Extract every entry word for word. Skip the pictures.

--- Dataset content ---

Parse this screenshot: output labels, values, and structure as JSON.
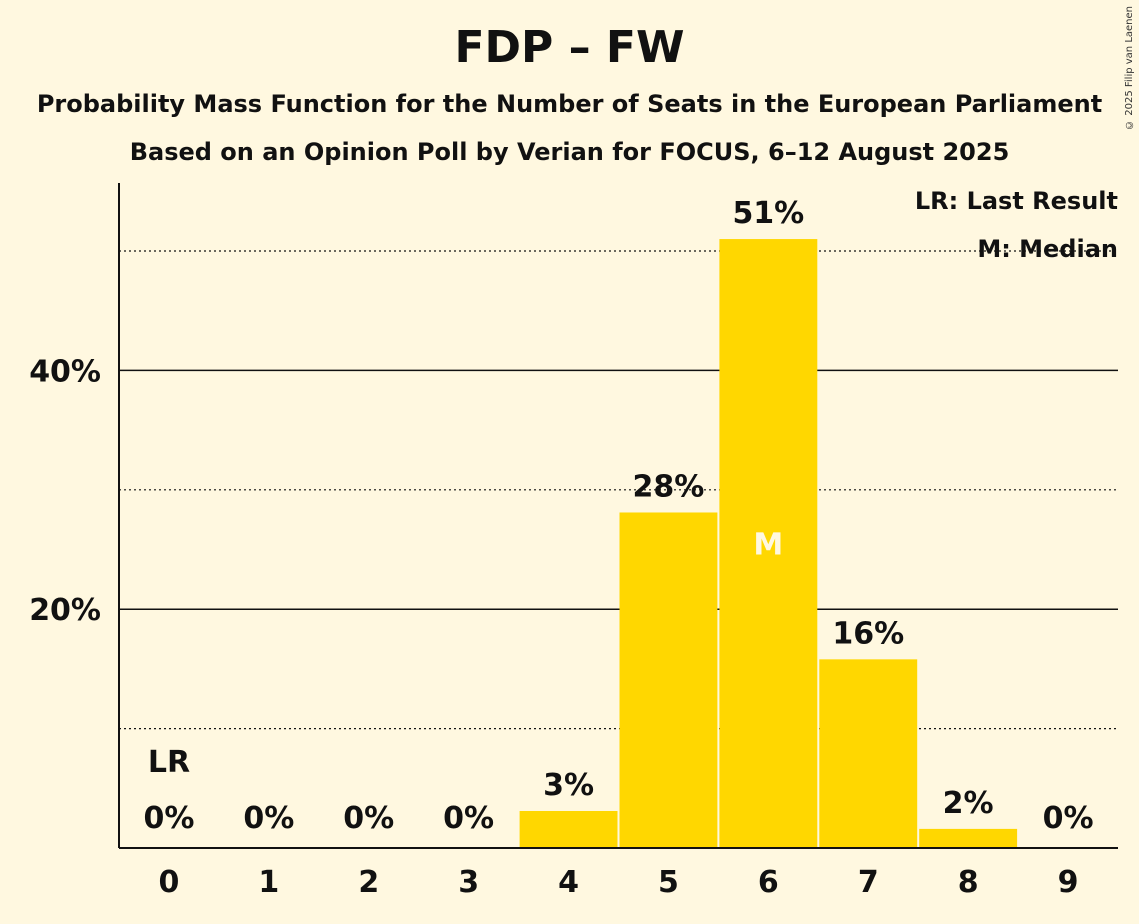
{
  "chart_data": {
    "type": "bar",
    "title": "FDP – FW",
    "subtitle": "Probability Mass Function for the Number of Seats in the European Parliament",
    "subtitle2": "Based on an Opinion Poll by Verian for FOCUS, 6–12 August 2025",
    "categories": [
      "0",
      "1",
      "2",
      "3",
      "4",
      "5",
      "6",
      "7",
      "8",
      "9"
    ],
    "values": [
      0,
      0,
      0,
      0,
      3.1,
      28.1,
      51,
      15.8,
      1.6,
      0
    ],
    "value_labels": [
      "0%",
      "0%",
      "0%",
      "0%",
      "3%",
      "28%",
      "51%",
      "16%",
      "2%",
      "0%"
    ],
    "y_ticks": [
      20,
      40
    ],
    "y_tick_labels": [
      "20%",
      "40%"
    ],
    "minor_gridlines": [
      10,
      30,
      50
    ],
    "ylim": [
      0,
      55.7
    ],
    "last_result_index": 0,
    "last_result_label": "LR",
    "median_index": 6,
    "median_label": "M",
    "legend": [
      "LR: Last Result",
      "M: Median"
    ],
    "bar_color": "#FFD700",
    "background": "#FFF8E0"
  },
  "copyright": "© 2025 Filip van Laenen"
}
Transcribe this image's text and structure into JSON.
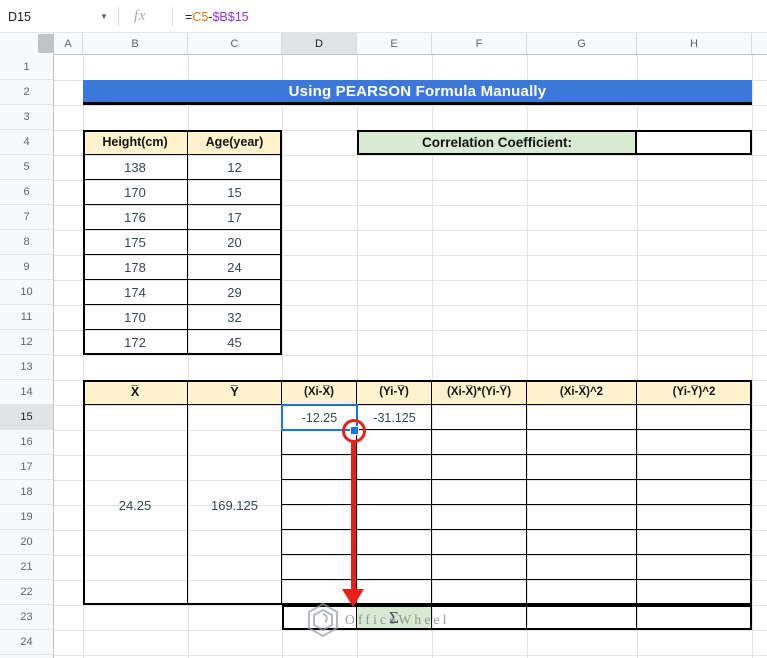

---

Problem solution:
Parse this screenshot: output labels, values, and structure as JSON.
{
  "chart_data": {
    "type": "bar",
    "title": "FDP – FW",
    "subtitle": "Probability Mass Function for the Number of Seats in the European Parliament",
    "subtitle2": "Based on an Opinion Poll by Verian for FOCUS, 6–12 August 2025",
    "categories": [
      "0",
      "1",
      "2",
      "3",
      "4",
      "5",
      "6",
      "7",
      "8",
      "9"
    ],
    "values": [
      0,
      0,
      0,
      0,
      3.1,
      28.1,
      51,
      15.8,
      1.6,
      0
    ],
    "value_labels": [
      "0%",
      "0%",
      "0%",
      "0%",
      "3%",
      "28%",
      "51%",
      "16%",
      "2%",
      "0%"
    ],
    "y_ticks": [
      20,
      40
    ],
    "y_tick_labels": [
      "20%",
      "40%"
    ],
    "minor_gridlines": [
      10,
      30,
      50
    ],
    "ylim": [
      0,
      55.7
    ],
    "last_result_index": 0,
    "last_result_label": "LR",
    "median_index": 6,
    "median_label": "M",
    "legend": [
      "LR: Last Result",
      "M: Median"
    ],
    "bar_color": "#FFD700",
    "background": "#FFF8E0"
  },
  "copyright": "© 2025 Filip van Laenen"
}
Transcribe this image's text and structure into JSON.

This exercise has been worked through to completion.